Given passage —
-- Opening Marker --
Nilpotent elements in quotient rings #
theorem
Ideal.IsNilpotent.induction_on
{R : Type u_1}
{S : Type u_2}
[CommSemiring R]
[CommRing S]
[Algebra R S]
(I : Ideal S)
(hI : IsNilpotent I)
{P : ⦃S : Type u_2⦄ → [inst : CommRing S] → Ideal S → Prop}
(h₁ : ∀ ⦃S : Type u_2⦄ [inst : CommRing S] (I : Ideal S), I ^ 2 = ⊥ → P I)
(h₂ : ∀ ⦃S : Type u_2⦄ [inst : CommRing S] (I J : Ideal S), I ≤ J → P I → P (Ideal.map (Ideal.Quotient.mk I) J) → P J)
:
P I
Let P
be a property on ideals. If P
holds for square-zero ideals, and if
P I → P (J ⧸ I) → P J
, then P
holds for all nilpotent ideals.
-- Closing Marker --
In the theorem page above, condense the paragraph that begins "Let P be a property" while keeping its main facts.

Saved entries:
-- Opening Marker --
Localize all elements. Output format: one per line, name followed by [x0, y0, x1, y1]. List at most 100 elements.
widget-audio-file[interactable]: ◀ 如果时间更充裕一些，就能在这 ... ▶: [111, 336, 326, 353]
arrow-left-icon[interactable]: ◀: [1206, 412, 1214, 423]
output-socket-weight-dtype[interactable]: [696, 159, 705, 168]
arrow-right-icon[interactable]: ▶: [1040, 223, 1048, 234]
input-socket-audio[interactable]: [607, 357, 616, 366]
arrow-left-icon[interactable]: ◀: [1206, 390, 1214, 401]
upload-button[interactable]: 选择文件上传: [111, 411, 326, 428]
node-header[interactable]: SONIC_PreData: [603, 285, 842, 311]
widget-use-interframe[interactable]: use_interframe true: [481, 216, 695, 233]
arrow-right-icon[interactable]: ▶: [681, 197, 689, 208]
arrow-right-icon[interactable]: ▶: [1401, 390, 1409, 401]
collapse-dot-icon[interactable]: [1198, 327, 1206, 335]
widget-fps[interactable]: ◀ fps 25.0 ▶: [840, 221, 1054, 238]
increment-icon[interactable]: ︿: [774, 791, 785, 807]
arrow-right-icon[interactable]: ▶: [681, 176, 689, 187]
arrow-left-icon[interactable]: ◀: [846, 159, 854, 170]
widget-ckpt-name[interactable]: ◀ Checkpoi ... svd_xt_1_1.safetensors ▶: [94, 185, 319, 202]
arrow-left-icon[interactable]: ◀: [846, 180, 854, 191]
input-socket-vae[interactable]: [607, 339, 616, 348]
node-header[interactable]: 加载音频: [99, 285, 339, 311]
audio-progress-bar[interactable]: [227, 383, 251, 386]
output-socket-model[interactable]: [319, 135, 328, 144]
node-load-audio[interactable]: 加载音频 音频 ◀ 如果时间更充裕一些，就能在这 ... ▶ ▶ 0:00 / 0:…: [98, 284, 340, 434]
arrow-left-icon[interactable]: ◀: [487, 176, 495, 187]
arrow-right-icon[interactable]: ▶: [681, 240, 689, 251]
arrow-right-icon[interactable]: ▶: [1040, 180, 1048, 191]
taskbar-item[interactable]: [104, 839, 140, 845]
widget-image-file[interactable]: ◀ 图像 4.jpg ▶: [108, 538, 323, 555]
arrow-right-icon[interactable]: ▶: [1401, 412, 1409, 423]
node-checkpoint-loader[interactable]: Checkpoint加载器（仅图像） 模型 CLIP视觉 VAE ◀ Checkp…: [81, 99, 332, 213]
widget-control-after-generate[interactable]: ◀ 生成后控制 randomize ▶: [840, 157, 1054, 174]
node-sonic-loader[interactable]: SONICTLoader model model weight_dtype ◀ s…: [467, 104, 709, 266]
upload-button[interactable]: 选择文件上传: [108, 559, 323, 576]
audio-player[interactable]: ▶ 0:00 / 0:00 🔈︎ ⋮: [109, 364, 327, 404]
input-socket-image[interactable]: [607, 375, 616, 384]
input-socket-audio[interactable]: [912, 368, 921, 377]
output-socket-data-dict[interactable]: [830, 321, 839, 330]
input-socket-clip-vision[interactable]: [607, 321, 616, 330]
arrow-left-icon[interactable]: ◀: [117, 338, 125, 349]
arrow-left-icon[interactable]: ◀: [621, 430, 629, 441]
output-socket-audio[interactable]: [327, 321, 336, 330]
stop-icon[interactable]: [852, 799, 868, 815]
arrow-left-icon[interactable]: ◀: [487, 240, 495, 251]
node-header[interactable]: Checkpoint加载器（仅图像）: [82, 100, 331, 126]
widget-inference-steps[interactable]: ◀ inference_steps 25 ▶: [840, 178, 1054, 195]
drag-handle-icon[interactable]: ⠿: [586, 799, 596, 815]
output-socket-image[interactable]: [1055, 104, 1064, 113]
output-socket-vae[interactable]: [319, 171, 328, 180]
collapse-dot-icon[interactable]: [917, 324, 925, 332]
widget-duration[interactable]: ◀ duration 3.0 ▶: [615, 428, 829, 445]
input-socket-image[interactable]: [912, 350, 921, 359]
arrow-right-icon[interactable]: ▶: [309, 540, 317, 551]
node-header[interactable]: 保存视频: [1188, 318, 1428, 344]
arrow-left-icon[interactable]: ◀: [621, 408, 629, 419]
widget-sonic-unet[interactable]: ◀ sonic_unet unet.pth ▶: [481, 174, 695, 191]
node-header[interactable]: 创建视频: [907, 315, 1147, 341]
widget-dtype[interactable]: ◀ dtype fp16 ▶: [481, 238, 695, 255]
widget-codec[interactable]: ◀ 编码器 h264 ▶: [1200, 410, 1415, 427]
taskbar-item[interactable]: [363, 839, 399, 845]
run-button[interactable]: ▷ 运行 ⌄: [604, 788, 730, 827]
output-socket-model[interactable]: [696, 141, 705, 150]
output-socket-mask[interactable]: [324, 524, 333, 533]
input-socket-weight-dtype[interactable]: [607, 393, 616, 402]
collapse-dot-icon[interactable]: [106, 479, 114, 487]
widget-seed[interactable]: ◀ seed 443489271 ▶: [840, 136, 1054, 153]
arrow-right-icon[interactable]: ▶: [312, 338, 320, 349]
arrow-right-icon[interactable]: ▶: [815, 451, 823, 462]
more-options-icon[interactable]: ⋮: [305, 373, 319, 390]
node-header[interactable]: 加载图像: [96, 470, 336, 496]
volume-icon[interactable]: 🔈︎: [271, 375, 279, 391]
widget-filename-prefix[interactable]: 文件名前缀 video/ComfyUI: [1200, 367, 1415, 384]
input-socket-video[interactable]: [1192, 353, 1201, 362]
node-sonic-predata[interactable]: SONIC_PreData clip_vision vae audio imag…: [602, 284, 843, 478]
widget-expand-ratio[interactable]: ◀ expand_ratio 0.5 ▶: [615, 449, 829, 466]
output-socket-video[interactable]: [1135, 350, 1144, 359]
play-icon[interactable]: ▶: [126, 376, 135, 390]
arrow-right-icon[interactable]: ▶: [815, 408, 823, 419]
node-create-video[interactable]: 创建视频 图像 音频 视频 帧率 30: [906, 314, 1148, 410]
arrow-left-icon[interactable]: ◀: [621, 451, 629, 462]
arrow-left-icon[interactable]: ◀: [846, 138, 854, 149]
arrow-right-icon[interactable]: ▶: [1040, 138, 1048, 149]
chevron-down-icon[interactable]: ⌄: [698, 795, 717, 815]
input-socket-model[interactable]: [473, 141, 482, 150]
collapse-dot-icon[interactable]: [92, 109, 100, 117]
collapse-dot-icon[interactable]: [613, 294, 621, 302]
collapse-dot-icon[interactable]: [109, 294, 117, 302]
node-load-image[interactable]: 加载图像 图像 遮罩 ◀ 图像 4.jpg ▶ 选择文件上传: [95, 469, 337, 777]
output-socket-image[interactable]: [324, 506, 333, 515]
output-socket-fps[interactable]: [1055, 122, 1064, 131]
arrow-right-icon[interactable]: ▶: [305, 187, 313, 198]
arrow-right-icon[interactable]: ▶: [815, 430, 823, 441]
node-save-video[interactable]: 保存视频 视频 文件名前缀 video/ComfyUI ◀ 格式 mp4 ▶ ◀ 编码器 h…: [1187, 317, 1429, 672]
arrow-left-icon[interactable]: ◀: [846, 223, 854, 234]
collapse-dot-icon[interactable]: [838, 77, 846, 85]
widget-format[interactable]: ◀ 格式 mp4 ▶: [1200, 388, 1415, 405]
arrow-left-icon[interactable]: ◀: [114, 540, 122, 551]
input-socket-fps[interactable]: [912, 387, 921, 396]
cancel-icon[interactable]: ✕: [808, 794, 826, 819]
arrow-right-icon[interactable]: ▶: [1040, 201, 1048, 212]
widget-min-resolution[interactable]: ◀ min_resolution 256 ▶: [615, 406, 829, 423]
-- Closing Marker --
Solution —
A property P of ideals holds for all nilpotent ideals if it holds for square-zero ideals and P I → P (J ⧸ I) → P J.